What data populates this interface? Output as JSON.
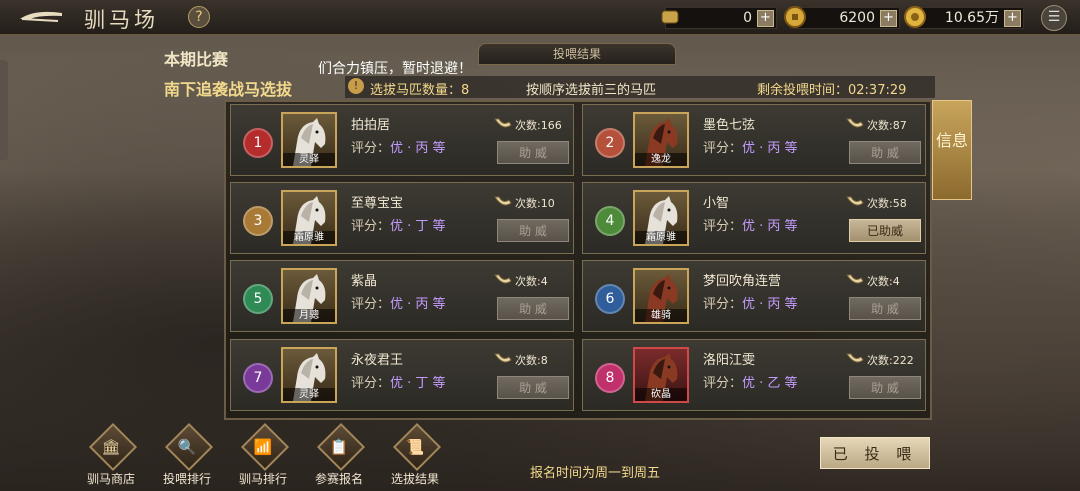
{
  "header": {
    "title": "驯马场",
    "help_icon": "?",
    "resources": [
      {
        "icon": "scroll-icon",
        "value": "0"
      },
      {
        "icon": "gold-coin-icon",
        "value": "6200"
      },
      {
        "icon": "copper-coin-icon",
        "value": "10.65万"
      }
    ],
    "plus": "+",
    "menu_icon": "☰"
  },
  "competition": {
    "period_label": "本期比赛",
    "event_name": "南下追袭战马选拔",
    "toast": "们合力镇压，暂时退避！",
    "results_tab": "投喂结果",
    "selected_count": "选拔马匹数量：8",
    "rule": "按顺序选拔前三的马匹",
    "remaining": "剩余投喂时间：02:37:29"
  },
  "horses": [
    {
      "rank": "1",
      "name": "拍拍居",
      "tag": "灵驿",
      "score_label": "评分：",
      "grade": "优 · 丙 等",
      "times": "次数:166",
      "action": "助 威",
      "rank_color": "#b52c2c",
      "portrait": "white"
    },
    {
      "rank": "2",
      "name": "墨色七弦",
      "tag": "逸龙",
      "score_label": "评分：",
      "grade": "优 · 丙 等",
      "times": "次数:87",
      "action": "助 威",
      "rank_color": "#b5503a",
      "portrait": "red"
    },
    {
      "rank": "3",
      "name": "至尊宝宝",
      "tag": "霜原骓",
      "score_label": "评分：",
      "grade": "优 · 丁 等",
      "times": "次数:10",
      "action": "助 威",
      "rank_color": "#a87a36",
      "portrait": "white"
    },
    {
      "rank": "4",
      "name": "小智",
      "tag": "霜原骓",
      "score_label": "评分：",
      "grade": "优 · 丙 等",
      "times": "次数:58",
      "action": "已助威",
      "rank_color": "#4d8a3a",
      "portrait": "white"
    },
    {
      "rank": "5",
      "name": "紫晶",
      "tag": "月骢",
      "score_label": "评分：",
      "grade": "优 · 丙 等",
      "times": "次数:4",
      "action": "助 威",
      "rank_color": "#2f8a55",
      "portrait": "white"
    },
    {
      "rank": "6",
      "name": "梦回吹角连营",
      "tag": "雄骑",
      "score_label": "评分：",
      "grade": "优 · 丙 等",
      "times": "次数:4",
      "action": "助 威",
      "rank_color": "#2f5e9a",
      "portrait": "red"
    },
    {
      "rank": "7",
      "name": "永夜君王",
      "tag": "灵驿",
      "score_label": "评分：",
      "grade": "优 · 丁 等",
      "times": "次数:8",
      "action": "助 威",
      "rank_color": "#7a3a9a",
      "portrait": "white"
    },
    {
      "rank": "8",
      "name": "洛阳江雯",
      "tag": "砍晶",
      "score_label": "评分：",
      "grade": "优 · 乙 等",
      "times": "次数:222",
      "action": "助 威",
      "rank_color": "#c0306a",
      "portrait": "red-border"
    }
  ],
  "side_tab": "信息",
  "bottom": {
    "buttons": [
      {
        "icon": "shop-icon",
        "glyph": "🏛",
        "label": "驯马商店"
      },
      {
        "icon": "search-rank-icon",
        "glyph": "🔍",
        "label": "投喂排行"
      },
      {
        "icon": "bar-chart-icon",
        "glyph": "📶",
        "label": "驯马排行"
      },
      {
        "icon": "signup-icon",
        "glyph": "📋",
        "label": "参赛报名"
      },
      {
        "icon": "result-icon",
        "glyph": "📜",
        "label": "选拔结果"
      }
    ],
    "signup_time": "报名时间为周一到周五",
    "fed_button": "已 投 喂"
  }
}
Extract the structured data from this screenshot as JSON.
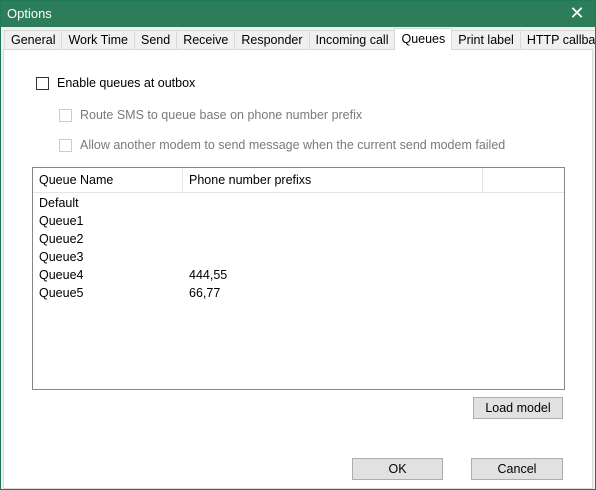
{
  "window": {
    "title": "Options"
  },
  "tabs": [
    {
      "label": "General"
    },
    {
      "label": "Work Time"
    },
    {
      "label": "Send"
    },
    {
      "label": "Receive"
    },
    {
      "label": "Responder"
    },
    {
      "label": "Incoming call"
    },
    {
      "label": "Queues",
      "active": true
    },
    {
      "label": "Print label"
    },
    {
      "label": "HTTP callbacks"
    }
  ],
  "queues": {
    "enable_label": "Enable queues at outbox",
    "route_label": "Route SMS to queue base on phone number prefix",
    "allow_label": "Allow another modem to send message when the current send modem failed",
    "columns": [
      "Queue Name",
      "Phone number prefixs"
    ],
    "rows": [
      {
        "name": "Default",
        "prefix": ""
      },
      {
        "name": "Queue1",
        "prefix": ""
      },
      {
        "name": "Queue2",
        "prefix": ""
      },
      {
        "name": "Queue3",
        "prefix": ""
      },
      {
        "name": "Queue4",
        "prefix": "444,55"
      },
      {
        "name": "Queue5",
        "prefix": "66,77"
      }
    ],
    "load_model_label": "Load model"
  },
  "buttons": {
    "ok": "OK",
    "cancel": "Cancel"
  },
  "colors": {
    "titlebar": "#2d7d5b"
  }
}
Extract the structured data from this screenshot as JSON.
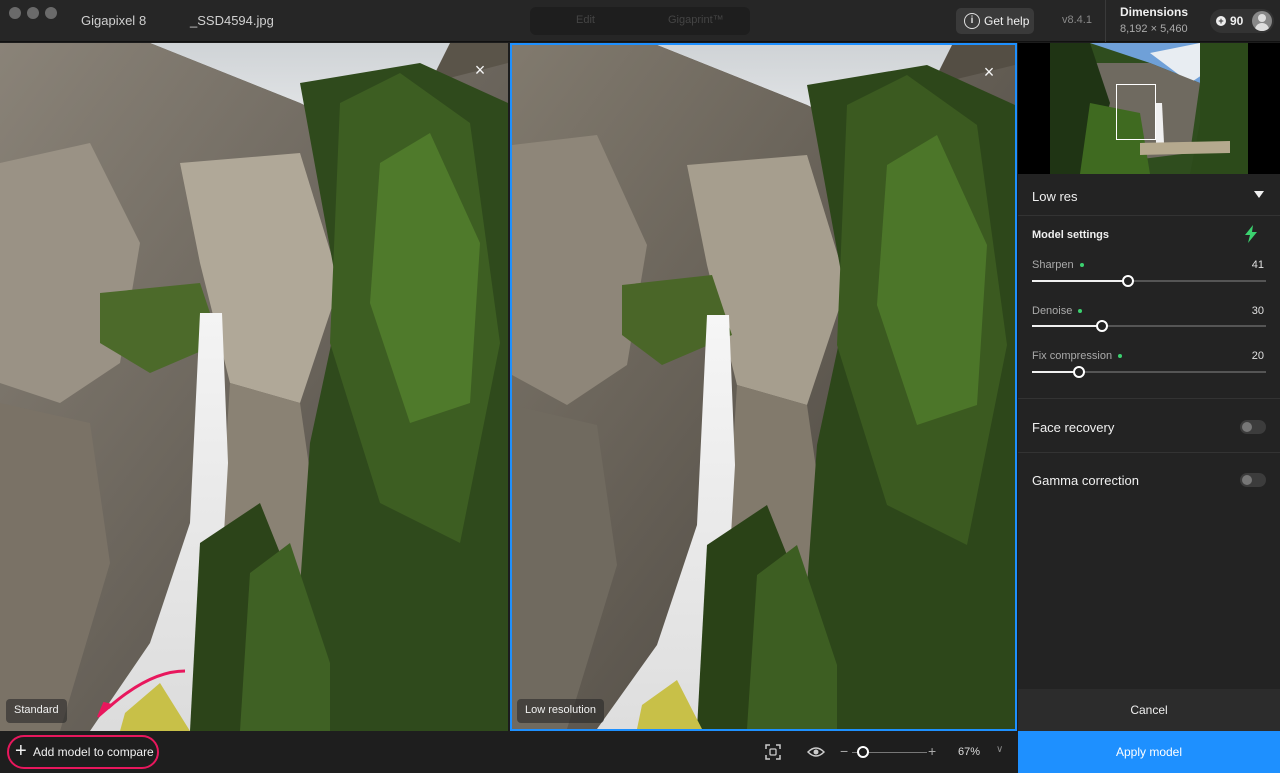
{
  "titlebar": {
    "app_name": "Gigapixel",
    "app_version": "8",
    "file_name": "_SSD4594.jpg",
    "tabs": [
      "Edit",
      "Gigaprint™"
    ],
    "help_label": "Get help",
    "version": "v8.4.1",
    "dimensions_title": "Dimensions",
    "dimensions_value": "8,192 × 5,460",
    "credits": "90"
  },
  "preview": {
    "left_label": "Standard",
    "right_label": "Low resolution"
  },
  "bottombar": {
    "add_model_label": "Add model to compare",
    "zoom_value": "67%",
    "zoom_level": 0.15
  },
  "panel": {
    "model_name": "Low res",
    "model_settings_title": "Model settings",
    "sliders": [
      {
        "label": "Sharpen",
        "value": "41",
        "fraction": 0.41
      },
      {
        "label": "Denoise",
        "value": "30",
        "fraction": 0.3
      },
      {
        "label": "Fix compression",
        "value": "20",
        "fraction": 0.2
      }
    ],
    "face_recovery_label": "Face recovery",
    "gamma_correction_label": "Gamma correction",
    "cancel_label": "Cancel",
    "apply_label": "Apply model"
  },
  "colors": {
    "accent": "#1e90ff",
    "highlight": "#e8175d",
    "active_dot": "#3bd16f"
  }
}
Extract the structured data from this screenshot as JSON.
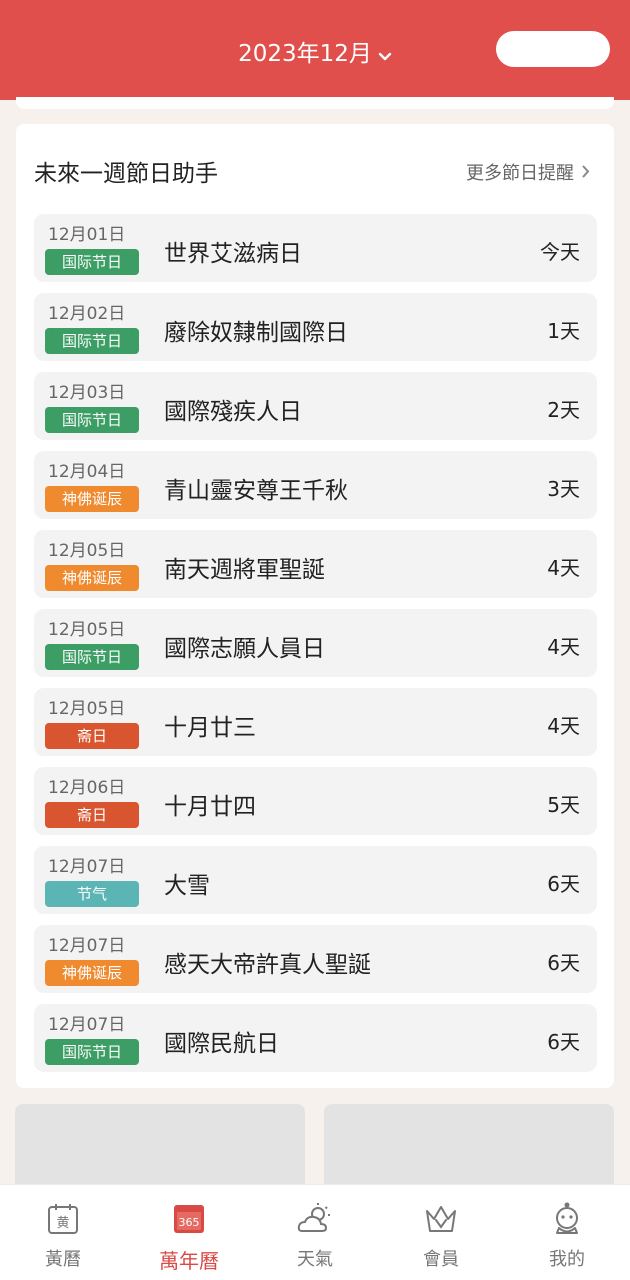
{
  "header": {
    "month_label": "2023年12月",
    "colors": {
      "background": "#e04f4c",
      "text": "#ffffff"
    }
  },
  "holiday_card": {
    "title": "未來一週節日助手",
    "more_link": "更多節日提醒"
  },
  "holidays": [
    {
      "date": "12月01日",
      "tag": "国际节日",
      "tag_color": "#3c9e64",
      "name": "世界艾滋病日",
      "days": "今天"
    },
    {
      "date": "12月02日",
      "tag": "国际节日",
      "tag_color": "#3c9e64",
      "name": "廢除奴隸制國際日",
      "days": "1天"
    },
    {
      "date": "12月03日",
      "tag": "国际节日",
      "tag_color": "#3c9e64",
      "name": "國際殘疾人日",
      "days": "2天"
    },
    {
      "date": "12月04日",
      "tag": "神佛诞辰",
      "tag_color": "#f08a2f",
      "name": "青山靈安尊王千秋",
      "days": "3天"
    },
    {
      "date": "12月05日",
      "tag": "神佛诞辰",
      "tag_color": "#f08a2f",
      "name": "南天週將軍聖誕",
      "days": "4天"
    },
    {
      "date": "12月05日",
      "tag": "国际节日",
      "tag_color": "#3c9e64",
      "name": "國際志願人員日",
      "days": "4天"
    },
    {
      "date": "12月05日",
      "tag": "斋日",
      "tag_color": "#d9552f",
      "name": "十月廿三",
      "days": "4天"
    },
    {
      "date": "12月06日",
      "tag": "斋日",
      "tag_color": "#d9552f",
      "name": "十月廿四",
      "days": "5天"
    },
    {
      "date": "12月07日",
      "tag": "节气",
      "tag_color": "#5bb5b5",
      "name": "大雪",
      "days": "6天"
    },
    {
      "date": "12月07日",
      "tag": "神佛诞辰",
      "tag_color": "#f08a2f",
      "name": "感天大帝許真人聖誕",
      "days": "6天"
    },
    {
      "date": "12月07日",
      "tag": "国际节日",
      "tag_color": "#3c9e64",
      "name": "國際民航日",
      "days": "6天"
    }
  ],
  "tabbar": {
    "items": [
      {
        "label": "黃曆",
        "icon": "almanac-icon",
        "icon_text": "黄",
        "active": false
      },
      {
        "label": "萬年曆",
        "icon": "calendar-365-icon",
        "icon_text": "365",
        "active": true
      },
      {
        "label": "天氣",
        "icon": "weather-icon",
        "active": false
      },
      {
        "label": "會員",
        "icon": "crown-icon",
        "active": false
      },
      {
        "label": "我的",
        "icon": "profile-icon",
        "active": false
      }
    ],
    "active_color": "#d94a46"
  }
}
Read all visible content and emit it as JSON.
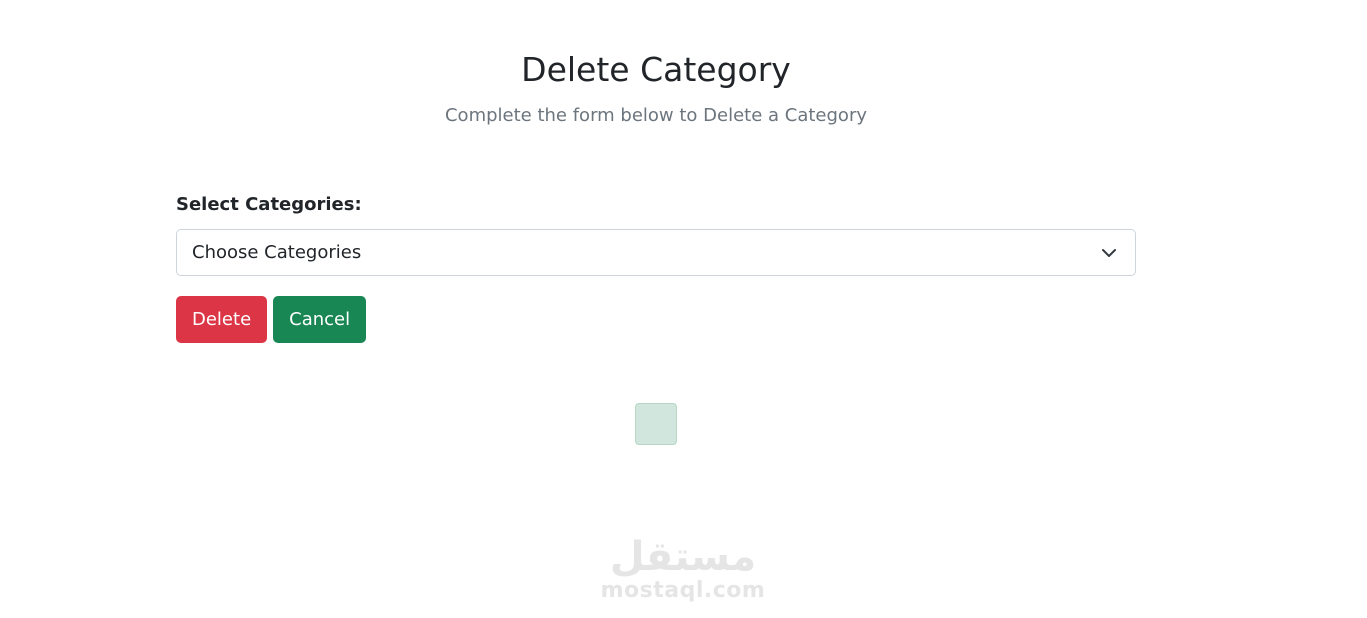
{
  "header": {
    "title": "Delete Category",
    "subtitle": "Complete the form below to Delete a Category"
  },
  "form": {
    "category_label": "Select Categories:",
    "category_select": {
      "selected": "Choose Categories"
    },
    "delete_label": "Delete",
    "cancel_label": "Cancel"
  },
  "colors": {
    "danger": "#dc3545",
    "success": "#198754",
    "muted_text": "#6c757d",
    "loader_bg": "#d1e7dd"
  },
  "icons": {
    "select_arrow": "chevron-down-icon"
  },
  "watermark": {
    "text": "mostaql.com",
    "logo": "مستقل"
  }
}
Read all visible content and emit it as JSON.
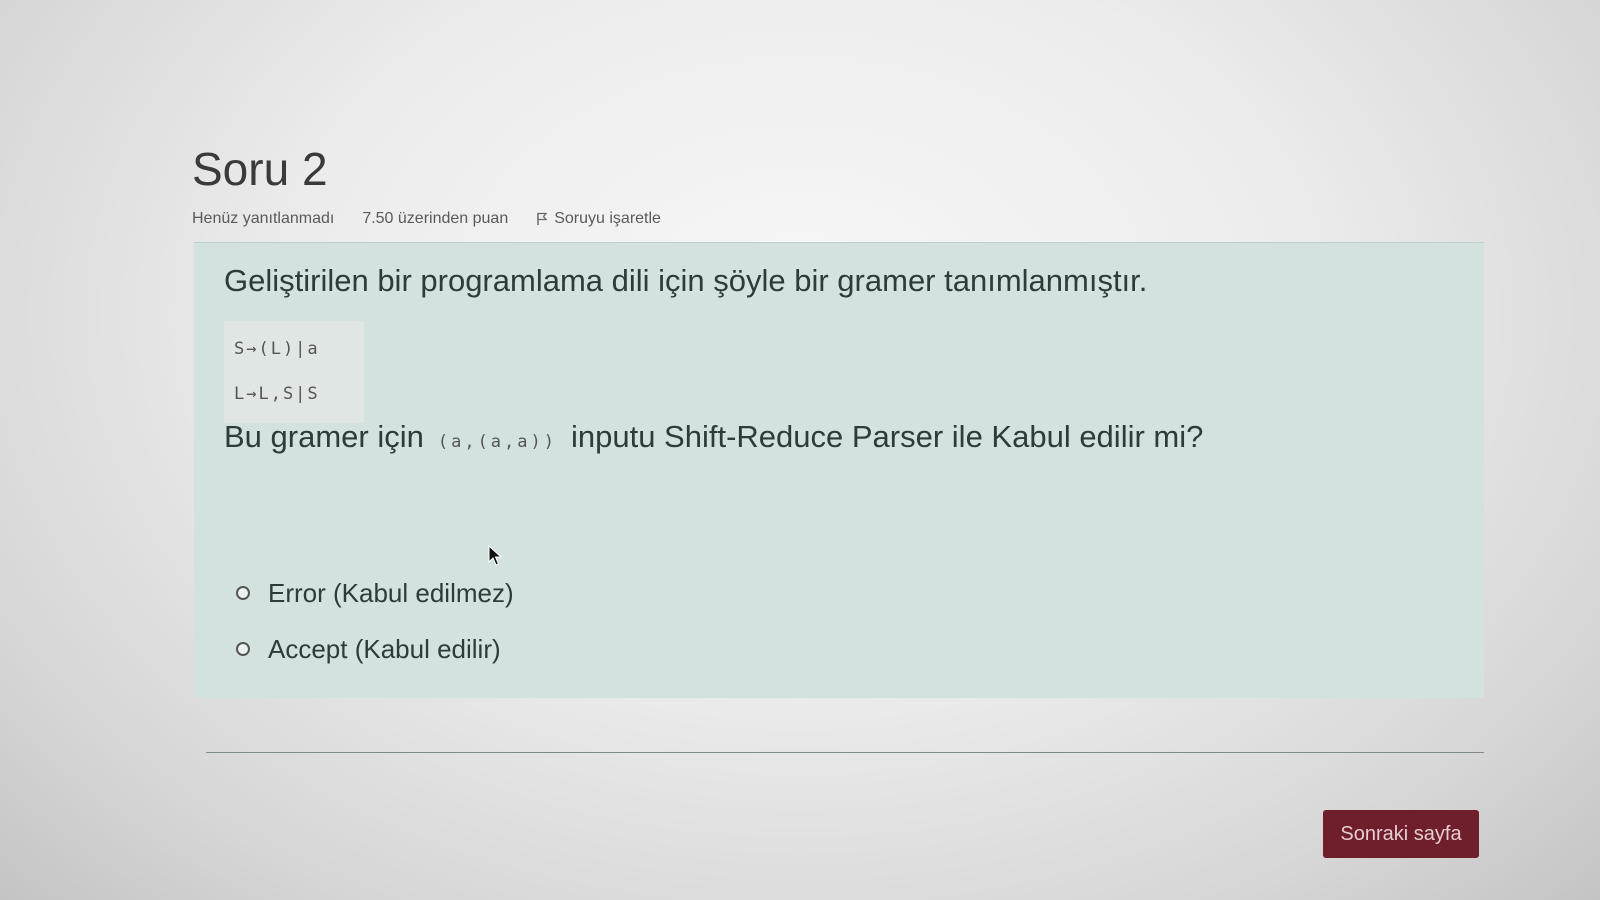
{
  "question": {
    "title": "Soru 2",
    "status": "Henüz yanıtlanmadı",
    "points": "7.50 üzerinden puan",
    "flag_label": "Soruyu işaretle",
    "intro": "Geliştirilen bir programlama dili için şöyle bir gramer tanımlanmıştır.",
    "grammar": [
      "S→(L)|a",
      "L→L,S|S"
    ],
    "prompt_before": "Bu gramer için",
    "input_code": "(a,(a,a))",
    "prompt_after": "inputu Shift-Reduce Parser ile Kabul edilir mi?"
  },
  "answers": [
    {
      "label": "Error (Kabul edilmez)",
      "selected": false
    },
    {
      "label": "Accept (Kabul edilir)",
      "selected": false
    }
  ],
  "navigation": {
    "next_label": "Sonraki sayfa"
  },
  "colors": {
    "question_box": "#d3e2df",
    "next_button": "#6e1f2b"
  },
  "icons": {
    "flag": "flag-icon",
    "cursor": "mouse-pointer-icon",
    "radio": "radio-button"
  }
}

════════════════════

Scan the lines for the string "Kabul". Pick out every line that has it.

Task answer ->
    "prompt_after": "inputu Shift-Reduce Parser ile Kabul edilir mi?"
      "label": "Error (Kabul edilmez)",
      "label": "Accept (Kabul edilir)",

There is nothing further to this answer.